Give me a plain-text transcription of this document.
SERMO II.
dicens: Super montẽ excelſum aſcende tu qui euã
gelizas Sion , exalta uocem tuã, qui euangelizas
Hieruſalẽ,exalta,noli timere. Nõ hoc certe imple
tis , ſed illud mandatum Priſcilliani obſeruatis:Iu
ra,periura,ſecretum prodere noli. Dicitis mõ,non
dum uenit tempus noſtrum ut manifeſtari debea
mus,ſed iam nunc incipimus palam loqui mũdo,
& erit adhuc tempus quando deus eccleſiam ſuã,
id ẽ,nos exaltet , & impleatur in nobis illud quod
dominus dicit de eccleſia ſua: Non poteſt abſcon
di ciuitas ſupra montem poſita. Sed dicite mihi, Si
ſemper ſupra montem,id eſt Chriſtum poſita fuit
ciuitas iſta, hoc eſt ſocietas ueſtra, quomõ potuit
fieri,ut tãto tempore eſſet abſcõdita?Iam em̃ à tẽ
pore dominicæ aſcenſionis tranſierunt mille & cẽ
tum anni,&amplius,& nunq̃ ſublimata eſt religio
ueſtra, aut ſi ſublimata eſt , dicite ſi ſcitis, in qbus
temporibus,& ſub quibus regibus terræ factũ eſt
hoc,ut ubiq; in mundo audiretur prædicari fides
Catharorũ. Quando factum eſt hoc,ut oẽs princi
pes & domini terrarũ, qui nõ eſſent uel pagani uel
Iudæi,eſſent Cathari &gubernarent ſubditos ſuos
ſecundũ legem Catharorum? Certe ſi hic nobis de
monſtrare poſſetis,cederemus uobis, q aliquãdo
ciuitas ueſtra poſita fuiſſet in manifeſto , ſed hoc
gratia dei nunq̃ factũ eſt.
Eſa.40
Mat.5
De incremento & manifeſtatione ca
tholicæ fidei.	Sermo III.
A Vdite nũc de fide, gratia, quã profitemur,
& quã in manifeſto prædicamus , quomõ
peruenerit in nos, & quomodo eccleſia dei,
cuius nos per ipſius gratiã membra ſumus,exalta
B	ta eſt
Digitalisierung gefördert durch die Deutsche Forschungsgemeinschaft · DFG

· · · · · · ·

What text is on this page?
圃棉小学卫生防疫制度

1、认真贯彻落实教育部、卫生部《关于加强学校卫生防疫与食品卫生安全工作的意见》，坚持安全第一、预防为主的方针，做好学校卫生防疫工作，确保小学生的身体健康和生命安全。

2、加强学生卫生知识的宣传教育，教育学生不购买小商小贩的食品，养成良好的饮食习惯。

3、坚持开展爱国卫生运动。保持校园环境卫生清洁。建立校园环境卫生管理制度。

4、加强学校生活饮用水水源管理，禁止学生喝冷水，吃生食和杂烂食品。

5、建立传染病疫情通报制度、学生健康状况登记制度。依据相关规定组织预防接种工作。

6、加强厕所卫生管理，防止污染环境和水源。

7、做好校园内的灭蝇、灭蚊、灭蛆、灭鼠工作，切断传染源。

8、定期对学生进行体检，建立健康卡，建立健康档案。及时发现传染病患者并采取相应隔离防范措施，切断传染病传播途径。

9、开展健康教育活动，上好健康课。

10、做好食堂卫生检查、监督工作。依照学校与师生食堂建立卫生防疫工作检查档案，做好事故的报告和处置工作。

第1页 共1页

· · · · · · ·

# Work to complete
Copy each line of the listing in which the word "montem" can be found.

# Solved problem
di ciuitas ſupra montem poſita. Sed dicite mihi, Si
ſemper ſupra montem,id eſt Chriſtum poſita fuit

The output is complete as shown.